* Aim
From the listing below, extract each line containing the string "Precios".

(Recorded data)
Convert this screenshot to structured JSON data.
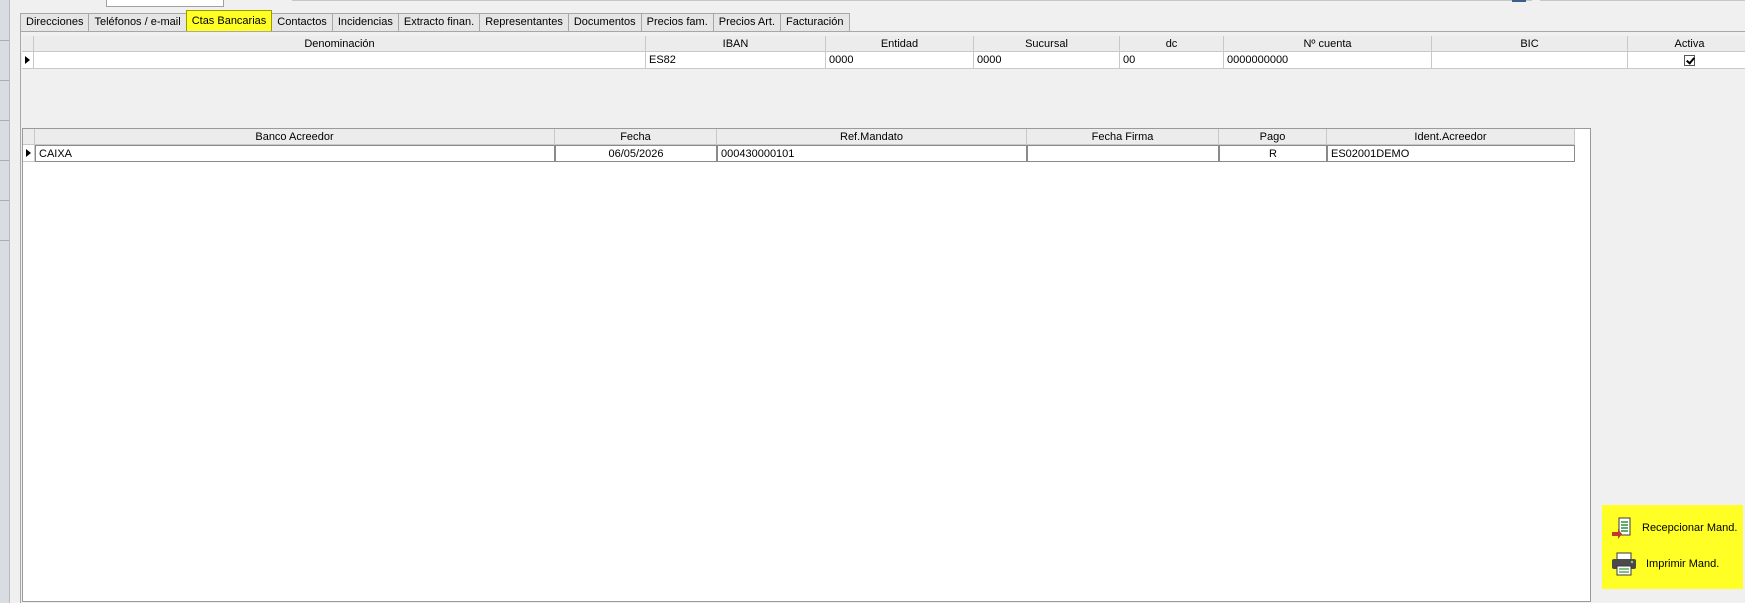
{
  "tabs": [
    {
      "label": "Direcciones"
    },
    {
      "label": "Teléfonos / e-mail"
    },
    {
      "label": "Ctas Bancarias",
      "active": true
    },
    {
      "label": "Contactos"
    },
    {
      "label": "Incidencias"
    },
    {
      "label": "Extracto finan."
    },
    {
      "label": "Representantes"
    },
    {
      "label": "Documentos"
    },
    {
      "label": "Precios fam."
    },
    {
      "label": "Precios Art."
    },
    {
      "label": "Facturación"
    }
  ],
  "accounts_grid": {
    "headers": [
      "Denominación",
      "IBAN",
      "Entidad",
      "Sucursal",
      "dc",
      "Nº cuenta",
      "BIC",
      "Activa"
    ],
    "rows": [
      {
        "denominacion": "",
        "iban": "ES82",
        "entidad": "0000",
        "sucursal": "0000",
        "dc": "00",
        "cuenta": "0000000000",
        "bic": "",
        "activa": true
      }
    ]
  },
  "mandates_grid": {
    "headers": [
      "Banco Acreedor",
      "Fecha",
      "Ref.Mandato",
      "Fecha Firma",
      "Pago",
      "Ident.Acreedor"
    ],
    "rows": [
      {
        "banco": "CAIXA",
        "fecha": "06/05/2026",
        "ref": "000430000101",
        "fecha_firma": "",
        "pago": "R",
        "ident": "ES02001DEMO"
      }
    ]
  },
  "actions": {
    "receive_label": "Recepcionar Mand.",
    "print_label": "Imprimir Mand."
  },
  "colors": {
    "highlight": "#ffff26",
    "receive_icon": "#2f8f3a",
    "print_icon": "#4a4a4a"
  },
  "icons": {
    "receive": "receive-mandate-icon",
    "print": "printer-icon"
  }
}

* Solved exercise
      "label": "Precios fam."
      "label": "Precios Art."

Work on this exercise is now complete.